- [Your goal]:
Transcribe each entry below exactly. Pictures do not go in the copy.

Collection entries:
::::::::::

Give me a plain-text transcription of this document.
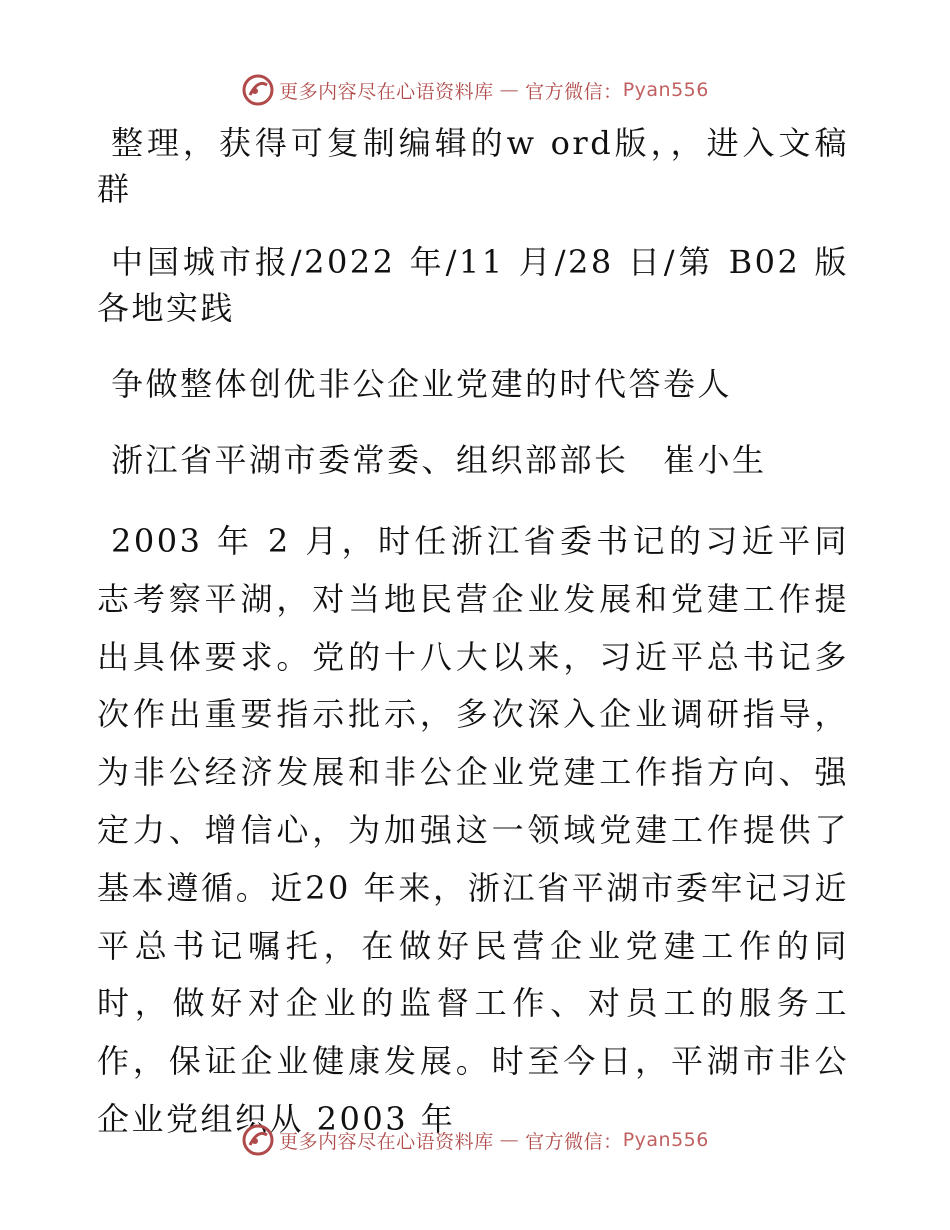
更多内容尽在心语资料库 — 官方微信： Pyan556

整理，获得可复制编辑的w ord版，，进入文稿群

中国城市报/2022 年/11 月/28 日/第 B02 版各地实践

争做整体创优非公企业党建的时代答卷人

浙江省平湖市委常委、组织部部长　崔小生

2003 年 2 月，时任浙江省委书记的习近平同志考察平湖，对当地民营企业发展和党建工作提出具体要求。党的十八大以来，习近平总书记多次作出重要指示批示，多次深入企业调研指导，为非公经济发展和非公企业党建工作指方向、强定力、增信心，为加强这一领域党建工作提供了基本遵循。近20 年来，浙江省平湖市委牢记习近平总书记嘱托，在做好民营企业党建工作的同时，做好对企业的监督工作、对员工的服务工作，保证企业健康发展。时至今日，平湖市非公企业党组织从 2003 年

更多内容尽在心语资料库 — 官方微信： Pyan556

::::::::::

- [Exercise result]:
Give me a plain-text transcription of this document.
更多内容尽在心语资料库 — 官方微信： Pyan556

整理，获得可复制编辑的w ord版，，进入文稿群

中国城市报/2022 年/11 月/28 日/第 B02 版各地实践

争做整体创优非公企业党建的时代答卷人

浙江省平湖市委常委、组织部部长　崔小生

2003 年 2 月，时任浙江省委书记的习近平同志考察平湖，对当地民营企业发展和党建工作提出具体要求。党的十八大以来，习近平总书记多次作出重要指示批示，多次深入企业调研指导，为非公经济发展和非公企业党建工作指方向、强定力、增信心，为加强这一领域党建工作提供了基本遵循。近20 年来，浙江省平湖市委牢记习近平总书记嘱托，在做好民营企业党建工作的同时，做好对企业的监督工作、对员工的服务工作，保证企业健康发展。时至今日，平湖市非公企业党组织从 2003 年

更多内容尽在心语资料库 — 官方微信： Pyan556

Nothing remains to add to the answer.